## INFORMATION GIVEN:
■ ■ ■
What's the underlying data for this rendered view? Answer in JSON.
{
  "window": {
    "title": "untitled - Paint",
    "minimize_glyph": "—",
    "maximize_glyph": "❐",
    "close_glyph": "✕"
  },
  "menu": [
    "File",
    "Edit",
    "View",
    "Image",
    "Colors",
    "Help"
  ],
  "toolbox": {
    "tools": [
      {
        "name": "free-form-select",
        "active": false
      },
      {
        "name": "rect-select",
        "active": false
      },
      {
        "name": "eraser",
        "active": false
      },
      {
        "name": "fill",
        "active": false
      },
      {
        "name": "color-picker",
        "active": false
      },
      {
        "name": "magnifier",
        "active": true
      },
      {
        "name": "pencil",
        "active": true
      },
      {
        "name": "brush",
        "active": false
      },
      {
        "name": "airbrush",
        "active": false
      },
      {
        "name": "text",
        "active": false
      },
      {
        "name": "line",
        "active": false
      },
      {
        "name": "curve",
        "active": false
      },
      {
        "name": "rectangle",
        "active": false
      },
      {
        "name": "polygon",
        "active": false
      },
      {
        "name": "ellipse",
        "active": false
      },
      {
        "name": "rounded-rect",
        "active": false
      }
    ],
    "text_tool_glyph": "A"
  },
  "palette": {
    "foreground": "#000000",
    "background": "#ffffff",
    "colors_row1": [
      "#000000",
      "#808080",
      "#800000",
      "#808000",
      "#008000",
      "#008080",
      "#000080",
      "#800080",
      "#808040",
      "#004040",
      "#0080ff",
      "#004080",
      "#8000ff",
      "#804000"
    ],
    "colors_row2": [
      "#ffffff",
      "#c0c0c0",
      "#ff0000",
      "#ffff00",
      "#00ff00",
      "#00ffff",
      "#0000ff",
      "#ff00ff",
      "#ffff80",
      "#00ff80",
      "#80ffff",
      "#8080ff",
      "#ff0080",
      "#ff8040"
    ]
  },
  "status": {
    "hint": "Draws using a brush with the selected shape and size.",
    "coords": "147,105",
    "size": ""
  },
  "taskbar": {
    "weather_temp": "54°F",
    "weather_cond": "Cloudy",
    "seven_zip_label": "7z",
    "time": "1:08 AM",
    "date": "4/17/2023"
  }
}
■ ■ ■
## WORK TO COMPLETE:
Scan the material above for the string "size" and return the lines that hold it.

## CORRECT RESULT:
    "hint": "Draws using a brush with the selected shape and size.",
    "size": ""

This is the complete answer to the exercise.